» Exercise requirements:
Can you write out all the lines word for word, with no pictures?

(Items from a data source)
--------------------

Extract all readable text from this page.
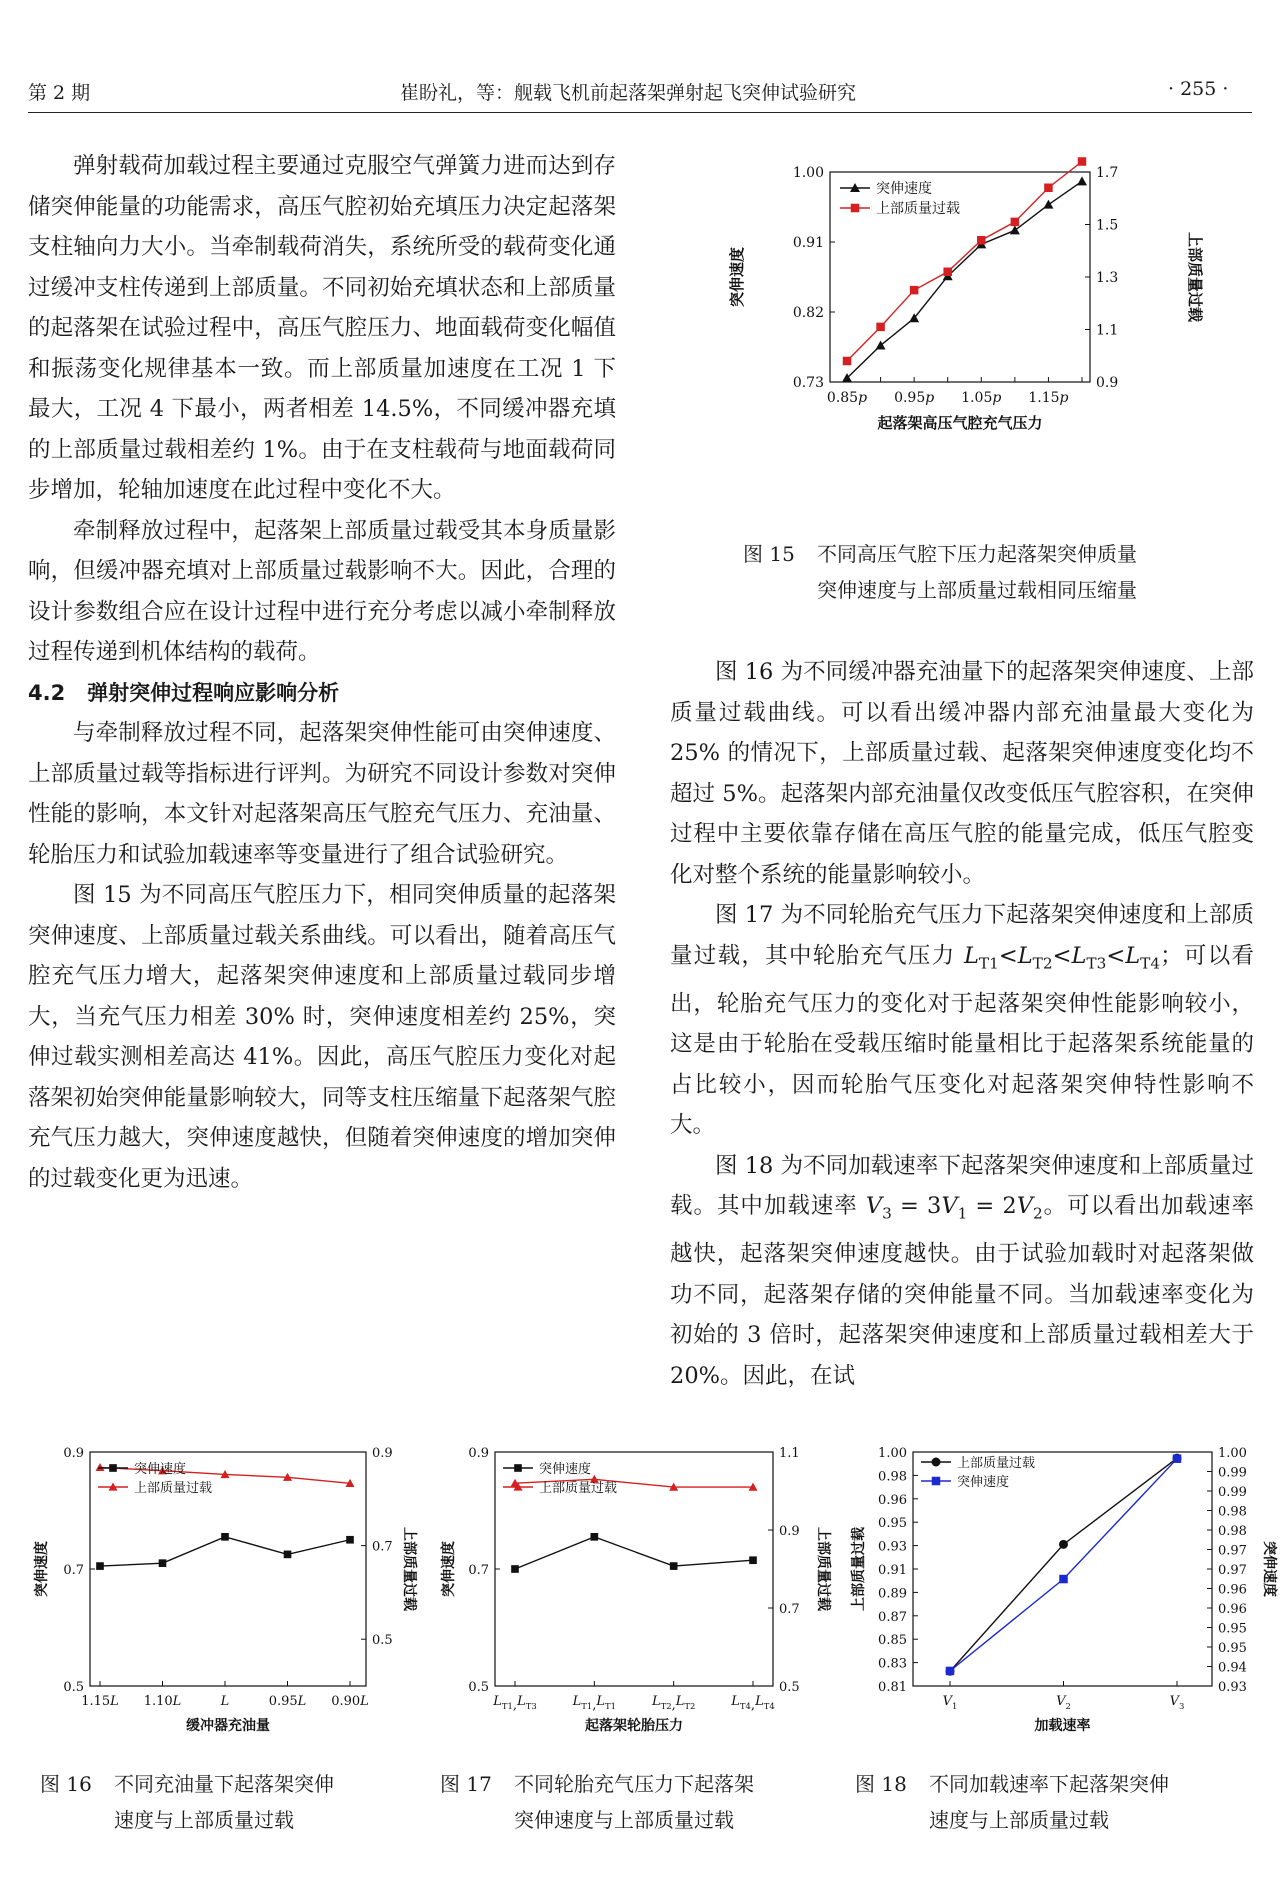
第 2 期	崔盼礼，等：舰载飞机前起落架弹射起飞突伸试验研究	· 255 ·

弹射载荷加载过程主要通过克服空气弹簧力进而达到存储突伸能量的功能需求，高压气腔初始充填压力决定起落架支柱轴向力大小。当牵制载荷消失，系统所受的载荷变化通过缓冲支柱传递到上部质量。不同初始充填状态和上部质量的起落架在试验过程中，高压气腔压力、地面载荷变化幅值和振荡变化规律基本一致。而上部质量加速度在工况 1 下最大，工况 4 下最小，两者相差 14.5%，不同缓冲器充填的上部质量过载相差约 1%。由于在支柱载荷与地面载荷同步增加，轮轴加速度在此过程中变化不大。

牵制释放过程中，起落架上部质量过载受其本身质量影响，但缓冲器充填对上部质量过载影响不大。因此，合理的设计参数组合应在设计过程中进行充分考虑以减小牵制释放过程传递到机体结构的载荷。

4.2 弹射突伸过程响应影响分析

与牵制释放过程不同，起落架突伸性能可由突伸速度、上部质量过载等指标进行评判。为研究不同设计参数对突伸性能的影响，本文针对起落架高压气腔充气压力、充油量、轮胎压力和试验加载速率等变量进行了组合试验研究。

图 15 为不同高压气腔压力下，相同突伸质量的起落架突伸速度、上部质量过载关系曲线。可以看出，随着高压气腔充气压力增大，起落架突伸速度和上部质量过载同步增大，当充气压力相差 30% 时，突伸速度相差约 25%，突伸过载实测相差高达 41%。因此，高压气腔压力变化对起落架初始突伸能量影响较大，同等支柱压缩量下起落架气腔充气压力越大，突伸速度越快，但随着突伸速度的增加突伸的过载变化更为迅速。

0.73
0.82
0.91
1.00
0.9
1.1
1.3
1.5
1.7
0.85p 0.95p 1.05p 1.15p
起落架高压气腔充气压力
突伸速度	上部质量过载
突伸速度
上部质量过载
图 15 不同高压气腔下压力起落架突伸质量
突伸速度与上部质量过载相同压缩量

图 16 为不同缓冲器充油量下的起落架突伸速度、上部质量过载曲线。可以看出缓冲器内部充油量最大变化为 25% 的情况下，上部质量过载、起落架突伸速度变化均不超过 5%。起落架内部充油量仅改变低压气腔容积，在突伸过程中主要依靠存储在高压气腔的能量完成，低压气腔变化对整个系统的能量影响较小。

图 17 为不同轮胎充气压力下起落架突伸速度和上部质量过载，其中轮胎充气压力 $L_{T1}<L_{T2}<L_{T3}<L_{T4}$；可以看出，轮胎充气压力的变化对于起落架突伸性能影响较小，这是由于轮胎在受载压缩时能量相比于起落架系统能量的占比较小，因而轮胎气压变化对起落架突伸特性影响不大。

图 18 为不同加载速率下起落架突伸速度和上部质量过载。其中加载速率 $V_3 = 3V_1 = 2V_2$。可以看出加载速率越快，起落架突伸速度越快。由于试验加载时对起落架做功不同，起落架存储的突伸能量不同。当加载速率变化为初始的 3 倍时，起落架突伸速度和上部质量过载相差大于 20%。因此，在试

0.5
0.7
0.9
0.5
0.7
0.9
1.15L 1.10L	L	0.95L 0.90L
缓冲器充油量
突伸速度	上部质量过载
突伸速度
上部质量过载
0.5
0.7
0.9
0.5
0.7
0.9
1.1
$L_{T1},L_{T3}$	$L_{T1},L_{T1}$	$L_{T2},L_{T2}$	$L_{T4},L_{T4}$
起落架轮胎压力
突伸速度	上部质量过载
突伸速度
上部质量过载
0.81
0.83
0.85
0.87
0.89
0.91
0.93
0.95
0.96
0.98
1.00
0.93
0.94
0.95
0.95
0.96
0.96
0.97
0.97
0.98
0.98
0.99
0.99
1.00
$V_1$	$V_2$	$V_3$
加载速率
上部质量过载	突伸速度
上部质量过载
突伸速度
图 16 不同充油量下起落架突伸
速度与上部质量过载
图 17 不同轮胎充气压力下起落架
突伸速度与上部质量过载
图 18 不同加载速率下起落架突伸
速度与上部质量过载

--------------------

» Answer to the task:
Extract all readable text from this page.
第 2 期	崔盼礼，等：舰载飞机前起落架弹射起飞突伸试验研究	· 255 ·

弹射载荷加载过程主要通过克服空气弹簧力进而达到存储突伸能量的功能需求，高压气腔初始充填压力决定起落架支柱轴向力大小。当牵制载荷消失，系统所受的载荷变化通过缓冲支柱传递到上部质量。不同初始充填状态和上部质量的起落架在试验过程中，高压气腔压力、地面载荷变化幅值和振荡变化规律基本一致。而上部质量加速度在工况 1 下最大，工况 4 下最小，两者相差 14.5%，不同缓冲器充填的上部质量过载相差约 1%。由于在支柱载荷与地面载荷同步增加，轮轴加速度在此过程中变化不大。

牵制释放过程中，起落架上部质量过载受其本身质量影响，但缓冲器充填对上部质量过载影响不大。因此，合理的设计参数组合应在设计过程中进行充分考虑以减小牵制释放过程传递到机体结构的载荷。

4.2 弹射突伸过程响应影响分析

与牵制释放过程不同，起落架突伸性能可由突伸速度、上部质量过载等指标进行评判。为研究不同设计参数对突伸性能的影响，本文针对起落架高压气腔充气压力、充油量、轮胎压力和试验加载速率等变量进行了组合试验研究。

图 15 为不同高压气腔压力下，相同突伸质量的起落架突伸速度、上部质量过载关系曲线。可以看出，随着高压气腔充气压力增大，起落架突伸速度和上部质量过载同步增大，当充气压力相差 30% 时，突伸速度相差约 25%，突伸过载实测相差高达 41%。因此，高压气腔压力变化对起落架初始突伸能量影响较大，同等支柱压缩量下起落架气腔充气压力越大，突伸速度越快，但随着突伸速度的增加突伸的过载变化更为迅速。

0.73
0.82
0.91
1.00
0.9
1.1
1.3
1.5
1.7
0.85p 0.95p 1.05p 1.15p
起落架高压气腔充气压力
突伸速度	上部质量过载
突伸速度
上部质量过载
图 15 不同高压气腔下压力起落架突伸质量
突伸速度与上部质量过载相同压缩量

图 16 为不同缓冲器充油量下的起落架突伸速度、上部质量过载曲线。可以看出缓冲器内部充油量最大变化为 25% 的情况下，上部质量过载、起落架突伸速度变化均不超过 5%。起落架内部充油量仅改变低压气腔容积，在突伸过程中主要依靠存储在高压气腔的能量完成，低压气腔变化对整个系统的能量影响较小。

图 17 为不同轮胎充气压力下起落架突伸速度和上部质量过载，其中轮胎充气压力 $L_{T1}<L_{T2}<L_{T3}<L_{T4}$；可以看出，轮胎充气压力的变化对于起落架突伸性能影响较小，这是由于轮胎在受载压缩时能量相比于起落架系统能量的占比较小，因而轮胎气压变化对起落架突伸特性影响不大。

图 18 为不同加载速率下起落架突伸速度和上部质量过载。其中加载速率 $V_3 = 3V_1 = 2V_2$。可以看出加载速率越快，起落架突伸速度越快。由于试验加载时对起落架做功不同，起落架存储的突伸能量不同。当加载速率变化为初始的 3 倍时，起落架突伸速度和上部质量过载相差大于 20%。因此，在试

0.5
0.7
0.9
0.5
0.7
0.9
1.15L 1.10L	L	0.95L 0.90L
缓冲器充油量
突伸速度	上部质量过载
突伸速度
上部质量过载
0.5
0.7
0.9
0.5
0.7
0.9
1.1
$L_{T1},L_{T3}$	$L_{T1},L_{T1}$	$L_{T2},L_{T2}$	$L_{T4},L_{T4}$
起落架轮胎压力
突伸速度	上部质量过载
突伸速度
上部质量过载
0.81
0.83
0.85
0.87
0.89
0.91
0.93
0.95
0.96
0.98
1.00
0.93
0.94
0.95
0.95
0.96
0.96
0.97
0.97
0.98
0.98
0.99
0.99
1.00
$V_1$	$V_2$	$V_3$
加载速率
上部质量过载	突伸速度
上部质量过载
突伸速度
图 16 不同充油量下起落架突伸
速度与上部质量过载
图 17 不同轮胎充气压力下起落架
突伸速度与上部质量过载
图 18 不同加载速率下起落架突伸
速度与上部质量过载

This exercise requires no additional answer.